[START SUPPLIED RECORDS]
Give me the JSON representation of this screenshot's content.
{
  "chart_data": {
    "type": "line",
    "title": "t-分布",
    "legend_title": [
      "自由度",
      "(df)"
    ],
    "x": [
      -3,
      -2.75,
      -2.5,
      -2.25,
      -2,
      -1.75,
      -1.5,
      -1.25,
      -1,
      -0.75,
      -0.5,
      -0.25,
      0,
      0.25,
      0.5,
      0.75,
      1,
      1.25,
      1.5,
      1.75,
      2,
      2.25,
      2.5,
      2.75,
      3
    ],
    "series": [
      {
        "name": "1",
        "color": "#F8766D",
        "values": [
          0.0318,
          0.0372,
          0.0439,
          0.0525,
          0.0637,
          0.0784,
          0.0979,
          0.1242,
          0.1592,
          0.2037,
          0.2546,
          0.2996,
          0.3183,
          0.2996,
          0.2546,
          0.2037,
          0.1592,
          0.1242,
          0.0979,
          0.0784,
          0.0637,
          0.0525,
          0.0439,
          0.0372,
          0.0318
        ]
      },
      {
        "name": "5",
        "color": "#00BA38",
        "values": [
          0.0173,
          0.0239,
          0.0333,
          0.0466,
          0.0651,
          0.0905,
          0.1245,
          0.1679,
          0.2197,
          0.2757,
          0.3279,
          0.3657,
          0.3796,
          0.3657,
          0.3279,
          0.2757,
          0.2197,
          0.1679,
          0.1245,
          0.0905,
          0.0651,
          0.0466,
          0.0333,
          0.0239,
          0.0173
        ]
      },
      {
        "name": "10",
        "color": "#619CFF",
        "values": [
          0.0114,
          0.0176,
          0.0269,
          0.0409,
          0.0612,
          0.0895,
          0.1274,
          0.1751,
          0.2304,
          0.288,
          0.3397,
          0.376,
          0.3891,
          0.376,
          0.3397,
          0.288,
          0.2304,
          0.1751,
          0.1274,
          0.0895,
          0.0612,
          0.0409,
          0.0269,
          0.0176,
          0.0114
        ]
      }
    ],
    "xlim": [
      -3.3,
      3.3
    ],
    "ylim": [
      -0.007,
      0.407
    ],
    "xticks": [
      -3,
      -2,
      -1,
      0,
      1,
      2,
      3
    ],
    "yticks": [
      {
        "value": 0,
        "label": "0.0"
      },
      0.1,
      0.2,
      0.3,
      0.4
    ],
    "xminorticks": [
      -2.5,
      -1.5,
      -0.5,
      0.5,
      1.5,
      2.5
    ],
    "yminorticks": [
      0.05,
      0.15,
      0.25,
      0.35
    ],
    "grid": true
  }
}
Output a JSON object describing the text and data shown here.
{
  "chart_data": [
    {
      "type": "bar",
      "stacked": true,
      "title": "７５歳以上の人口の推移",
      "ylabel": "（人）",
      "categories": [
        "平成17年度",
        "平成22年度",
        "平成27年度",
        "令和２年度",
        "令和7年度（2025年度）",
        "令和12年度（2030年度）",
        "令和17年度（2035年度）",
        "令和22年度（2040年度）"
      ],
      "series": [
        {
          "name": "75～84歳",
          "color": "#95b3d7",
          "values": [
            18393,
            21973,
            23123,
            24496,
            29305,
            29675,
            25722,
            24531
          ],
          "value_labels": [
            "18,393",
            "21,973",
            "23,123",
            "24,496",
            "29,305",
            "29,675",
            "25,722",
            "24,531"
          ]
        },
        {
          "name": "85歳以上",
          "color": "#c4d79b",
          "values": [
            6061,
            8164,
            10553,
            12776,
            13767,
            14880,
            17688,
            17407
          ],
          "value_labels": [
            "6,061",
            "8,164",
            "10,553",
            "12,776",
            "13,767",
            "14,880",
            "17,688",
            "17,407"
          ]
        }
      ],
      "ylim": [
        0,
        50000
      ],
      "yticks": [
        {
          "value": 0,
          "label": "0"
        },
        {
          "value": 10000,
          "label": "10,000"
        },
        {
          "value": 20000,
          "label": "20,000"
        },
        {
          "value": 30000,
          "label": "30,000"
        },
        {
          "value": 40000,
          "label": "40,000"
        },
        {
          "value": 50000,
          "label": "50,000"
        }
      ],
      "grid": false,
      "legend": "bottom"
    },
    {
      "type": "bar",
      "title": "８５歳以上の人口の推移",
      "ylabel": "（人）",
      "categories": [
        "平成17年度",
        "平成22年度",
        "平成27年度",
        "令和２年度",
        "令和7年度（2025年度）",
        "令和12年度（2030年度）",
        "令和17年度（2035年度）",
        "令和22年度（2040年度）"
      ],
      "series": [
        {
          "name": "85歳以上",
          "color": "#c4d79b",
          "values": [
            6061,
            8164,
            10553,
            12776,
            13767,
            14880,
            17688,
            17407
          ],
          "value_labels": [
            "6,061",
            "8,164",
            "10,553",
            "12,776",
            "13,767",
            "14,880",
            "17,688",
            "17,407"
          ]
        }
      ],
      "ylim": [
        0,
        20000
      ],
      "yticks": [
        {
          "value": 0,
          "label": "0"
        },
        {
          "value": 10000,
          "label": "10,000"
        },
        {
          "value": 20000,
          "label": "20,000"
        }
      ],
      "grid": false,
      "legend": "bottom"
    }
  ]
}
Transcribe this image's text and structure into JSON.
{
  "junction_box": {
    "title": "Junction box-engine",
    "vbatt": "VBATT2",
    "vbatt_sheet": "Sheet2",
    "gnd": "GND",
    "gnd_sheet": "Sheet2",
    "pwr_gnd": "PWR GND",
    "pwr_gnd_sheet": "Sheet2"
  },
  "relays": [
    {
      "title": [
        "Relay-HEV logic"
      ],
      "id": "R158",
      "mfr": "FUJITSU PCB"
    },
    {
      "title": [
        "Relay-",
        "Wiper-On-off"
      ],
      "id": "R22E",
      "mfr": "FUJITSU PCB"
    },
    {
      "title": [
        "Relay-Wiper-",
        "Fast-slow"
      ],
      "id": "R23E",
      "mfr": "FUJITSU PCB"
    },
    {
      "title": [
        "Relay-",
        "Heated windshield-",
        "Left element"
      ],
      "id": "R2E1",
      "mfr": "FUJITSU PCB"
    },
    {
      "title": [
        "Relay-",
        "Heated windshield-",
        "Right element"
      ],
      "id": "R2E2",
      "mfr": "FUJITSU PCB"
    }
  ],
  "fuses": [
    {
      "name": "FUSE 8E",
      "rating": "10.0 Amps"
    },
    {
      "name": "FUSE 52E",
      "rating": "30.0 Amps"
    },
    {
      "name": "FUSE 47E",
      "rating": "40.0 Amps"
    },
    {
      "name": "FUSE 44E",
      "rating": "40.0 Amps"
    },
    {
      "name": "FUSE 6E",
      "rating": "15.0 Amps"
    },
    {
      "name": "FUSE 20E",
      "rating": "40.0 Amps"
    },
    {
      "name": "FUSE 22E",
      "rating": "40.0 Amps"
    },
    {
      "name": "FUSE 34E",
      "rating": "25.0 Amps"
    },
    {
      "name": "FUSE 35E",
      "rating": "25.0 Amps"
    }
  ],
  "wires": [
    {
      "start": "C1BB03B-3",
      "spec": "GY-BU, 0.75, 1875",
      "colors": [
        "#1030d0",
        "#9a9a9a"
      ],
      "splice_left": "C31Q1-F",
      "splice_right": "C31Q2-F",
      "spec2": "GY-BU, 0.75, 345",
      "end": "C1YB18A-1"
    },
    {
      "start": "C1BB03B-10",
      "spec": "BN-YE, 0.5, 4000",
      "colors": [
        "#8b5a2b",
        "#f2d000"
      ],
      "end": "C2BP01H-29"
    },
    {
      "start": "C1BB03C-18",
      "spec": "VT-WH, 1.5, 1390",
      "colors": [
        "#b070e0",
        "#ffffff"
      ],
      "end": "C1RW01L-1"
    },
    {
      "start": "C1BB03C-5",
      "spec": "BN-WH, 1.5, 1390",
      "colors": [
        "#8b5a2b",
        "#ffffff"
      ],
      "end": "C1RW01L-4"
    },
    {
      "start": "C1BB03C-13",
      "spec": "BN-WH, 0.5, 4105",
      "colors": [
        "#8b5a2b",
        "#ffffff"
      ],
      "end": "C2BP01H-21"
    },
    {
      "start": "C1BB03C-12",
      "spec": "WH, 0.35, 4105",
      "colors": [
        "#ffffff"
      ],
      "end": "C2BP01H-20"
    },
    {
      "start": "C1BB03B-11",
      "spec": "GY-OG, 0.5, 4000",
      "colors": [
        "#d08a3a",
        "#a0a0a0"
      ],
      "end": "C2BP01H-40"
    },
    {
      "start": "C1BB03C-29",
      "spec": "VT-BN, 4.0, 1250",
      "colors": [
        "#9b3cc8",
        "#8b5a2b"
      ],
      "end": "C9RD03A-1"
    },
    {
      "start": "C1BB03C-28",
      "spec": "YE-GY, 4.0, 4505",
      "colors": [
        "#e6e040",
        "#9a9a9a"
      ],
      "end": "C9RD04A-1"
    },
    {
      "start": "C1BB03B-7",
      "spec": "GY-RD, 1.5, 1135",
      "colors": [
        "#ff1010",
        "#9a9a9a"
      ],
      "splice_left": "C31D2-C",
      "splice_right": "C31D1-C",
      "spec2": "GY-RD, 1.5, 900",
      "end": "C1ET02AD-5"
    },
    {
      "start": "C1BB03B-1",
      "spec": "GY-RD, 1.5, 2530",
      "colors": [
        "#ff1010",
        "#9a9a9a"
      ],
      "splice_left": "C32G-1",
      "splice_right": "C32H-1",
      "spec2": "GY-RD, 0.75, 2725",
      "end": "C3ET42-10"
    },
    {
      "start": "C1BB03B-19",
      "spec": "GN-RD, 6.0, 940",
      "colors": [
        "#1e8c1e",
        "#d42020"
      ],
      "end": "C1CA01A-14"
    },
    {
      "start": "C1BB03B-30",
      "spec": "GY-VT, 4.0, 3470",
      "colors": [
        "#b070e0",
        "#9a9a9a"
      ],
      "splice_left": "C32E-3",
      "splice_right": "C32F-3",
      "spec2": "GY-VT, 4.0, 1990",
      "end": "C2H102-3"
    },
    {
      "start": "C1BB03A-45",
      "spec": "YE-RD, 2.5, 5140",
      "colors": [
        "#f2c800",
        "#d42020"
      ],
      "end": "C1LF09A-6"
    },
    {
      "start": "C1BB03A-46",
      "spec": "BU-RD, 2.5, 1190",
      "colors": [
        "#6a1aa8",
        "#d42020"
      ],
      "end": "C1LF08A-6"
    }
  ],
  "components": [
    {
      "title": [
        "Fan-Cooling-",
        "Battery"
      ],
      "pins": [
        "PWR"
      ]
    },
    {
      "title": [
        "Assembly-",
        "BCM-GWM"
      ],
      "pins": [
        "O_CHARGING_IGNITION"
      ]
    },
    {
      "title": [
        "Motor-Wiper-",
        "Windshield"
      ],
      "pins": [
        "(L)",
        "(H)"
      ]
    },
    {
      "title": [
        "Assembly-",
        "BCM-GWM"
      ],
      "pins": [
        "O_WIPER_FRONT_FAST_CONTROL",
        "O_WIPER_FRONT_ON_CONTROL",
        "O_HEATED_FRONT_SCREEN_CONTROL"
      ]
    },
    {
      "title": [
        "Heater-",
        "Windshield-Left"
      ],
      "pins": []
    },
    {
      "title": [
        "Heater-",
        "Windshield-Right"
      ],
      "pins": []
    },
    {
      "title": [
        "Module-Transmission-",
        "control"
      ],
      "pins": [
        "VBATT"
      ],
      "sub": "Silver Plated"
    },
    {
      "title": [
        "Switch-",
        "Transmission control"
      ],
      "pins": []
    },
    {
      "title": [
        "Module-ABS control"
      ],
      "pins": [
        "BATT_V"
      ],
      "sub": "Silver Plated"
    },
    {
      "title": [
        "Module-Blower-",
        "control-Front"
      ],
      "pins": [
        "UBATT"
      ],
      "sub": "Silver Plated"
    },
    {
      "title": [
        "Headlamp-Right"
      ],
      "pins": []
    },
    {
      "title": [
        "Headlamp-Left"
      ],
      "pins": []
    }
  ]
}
[END SUPPLIED RECORDS]
EXERCISE OBJECTIVE = From the records above, work out how many lines contain the string "Module". Give only the number.

OUTPUT = 3